Exercise objective -
Copy each line that holds "this".

Extracted data -
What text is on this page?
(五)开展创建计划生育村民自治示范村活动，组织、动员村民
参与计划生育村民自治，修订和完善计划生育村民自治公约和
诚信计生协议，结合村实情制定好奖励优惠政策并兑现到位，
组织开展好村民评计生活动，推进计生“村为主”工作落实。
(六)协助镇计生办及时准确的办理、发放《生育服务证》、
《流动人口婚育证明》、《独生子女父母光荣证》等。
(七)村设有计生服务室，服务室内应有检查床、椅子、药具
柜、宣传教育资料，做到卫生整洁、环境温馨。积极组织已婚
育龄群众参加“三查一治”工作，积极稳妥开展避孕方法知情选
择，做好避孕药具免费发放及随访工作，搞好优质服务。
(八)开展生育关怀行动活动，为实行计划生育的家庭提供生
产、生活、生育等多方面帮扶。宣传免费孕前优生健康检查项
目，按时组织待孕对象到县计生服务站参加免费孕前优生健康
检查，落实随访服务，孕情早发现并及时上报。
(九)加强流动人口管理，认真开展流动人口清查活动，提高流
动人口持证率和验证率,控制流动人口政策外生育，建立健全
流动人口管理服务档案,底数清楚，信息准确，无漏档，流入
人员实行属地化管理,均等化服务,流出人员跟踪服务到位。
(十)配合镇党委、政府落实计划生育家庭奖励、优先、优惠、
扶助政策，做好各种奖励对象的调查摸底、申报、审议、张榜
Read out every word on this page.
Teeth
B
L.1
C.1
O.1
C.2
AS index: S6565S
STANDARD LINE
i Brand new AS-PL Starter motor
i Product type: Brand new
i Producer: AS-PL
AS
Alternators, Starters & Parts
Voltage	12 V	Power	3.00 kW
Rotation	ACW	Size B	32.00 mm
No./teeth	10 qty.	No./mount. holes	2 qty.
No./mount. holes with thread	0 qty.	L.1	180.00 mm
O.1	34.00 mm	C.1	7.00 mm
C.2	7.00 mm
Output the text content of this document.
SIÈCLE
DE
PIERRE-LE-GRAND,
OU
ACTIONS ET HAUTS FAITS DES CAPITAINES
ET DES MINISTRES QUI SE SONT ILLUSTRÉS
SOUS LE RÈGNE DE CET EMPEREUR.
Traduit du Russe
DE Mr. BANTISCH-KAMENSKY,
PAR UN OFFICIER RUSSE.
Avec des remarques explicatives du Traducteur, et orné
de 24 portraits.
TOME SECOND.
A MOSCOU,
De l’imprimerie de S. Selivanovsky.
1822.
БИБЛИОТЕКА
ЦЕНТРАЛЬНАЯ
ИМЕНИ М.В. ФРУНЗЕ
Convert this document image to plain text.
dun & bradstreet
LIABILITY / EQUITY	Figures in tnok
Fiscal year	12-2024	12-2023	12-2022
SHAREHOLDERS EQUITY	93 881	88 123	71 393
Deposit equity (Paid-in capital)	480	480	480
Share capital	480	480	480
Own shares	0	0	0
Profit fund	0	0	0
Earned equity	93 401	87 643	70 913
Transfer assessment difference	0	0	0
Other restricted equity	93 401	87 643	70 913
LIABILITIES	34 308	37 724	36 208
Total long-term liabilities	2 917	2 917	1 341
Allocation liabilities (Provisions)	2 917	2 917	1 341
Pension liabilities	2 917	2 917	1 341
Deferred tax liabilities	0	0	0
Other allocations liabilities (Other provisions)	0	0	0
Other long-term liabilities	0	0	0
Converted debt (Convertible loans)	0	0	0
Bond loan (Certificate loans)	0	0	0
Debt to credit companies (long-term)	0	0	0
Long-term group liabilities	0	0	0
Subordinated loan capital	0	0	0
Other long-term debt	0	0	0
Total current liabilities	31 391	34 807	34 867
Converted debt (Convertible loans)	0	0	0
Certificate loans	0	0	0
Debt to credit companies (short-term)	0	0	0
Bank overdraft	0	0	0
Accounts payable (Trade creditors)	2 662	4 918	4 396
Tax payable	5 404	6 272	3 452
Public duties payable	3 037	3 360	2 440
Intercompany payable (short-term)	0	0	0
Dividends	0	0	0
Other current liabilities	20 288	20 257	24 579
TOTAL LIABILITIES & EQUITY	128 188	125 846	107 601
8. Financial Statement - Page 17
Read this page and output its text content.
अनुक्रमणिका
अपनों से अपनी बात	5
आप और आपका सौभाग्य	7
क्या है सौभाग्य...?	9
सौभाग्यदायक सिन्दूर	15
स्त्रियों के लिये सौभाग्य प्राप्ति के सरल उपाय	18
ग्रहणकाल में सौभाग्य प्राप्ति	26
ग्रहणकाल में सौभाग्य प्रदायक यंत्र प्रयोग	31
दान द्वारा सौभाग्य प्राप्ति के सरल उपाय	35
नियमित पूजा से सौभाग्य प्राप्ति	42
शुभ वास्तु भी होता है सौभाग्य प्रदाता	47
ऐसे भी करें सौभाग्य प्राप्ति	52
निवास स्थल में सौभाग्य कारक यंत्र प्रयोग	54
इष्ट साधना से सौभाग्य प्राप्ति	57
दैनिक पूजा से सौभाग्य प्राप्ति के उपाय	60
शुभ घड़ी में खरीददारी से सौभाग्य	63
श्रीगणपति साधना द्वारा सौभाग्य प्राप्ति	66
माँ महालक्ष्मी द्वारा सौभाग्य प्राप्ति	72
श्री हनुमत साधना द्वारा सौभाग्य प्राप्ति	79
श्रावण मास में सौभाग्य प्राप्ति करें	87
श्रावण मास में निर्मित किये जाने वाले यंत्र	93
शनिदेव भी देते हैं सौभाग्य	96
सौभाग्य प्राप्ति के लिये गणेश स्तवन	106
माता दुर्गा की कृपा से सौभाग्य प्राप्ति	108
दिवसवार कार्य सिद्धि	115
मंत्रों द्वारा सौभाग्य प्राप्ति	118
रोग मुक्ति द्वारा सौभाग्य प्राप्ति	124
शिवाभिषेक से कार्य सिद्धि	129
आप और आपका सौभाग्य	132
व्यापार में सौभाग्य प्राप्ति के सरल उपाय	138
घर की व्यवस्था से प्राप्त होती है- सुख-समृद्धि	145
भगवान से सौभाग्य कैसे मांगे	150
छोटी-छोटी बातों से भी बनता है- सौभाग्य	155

Task output -
What text is on this page?
Read out every word on this page.
Output the text content of this document.
Convert this document image to plain text.
Read this page and output its text content.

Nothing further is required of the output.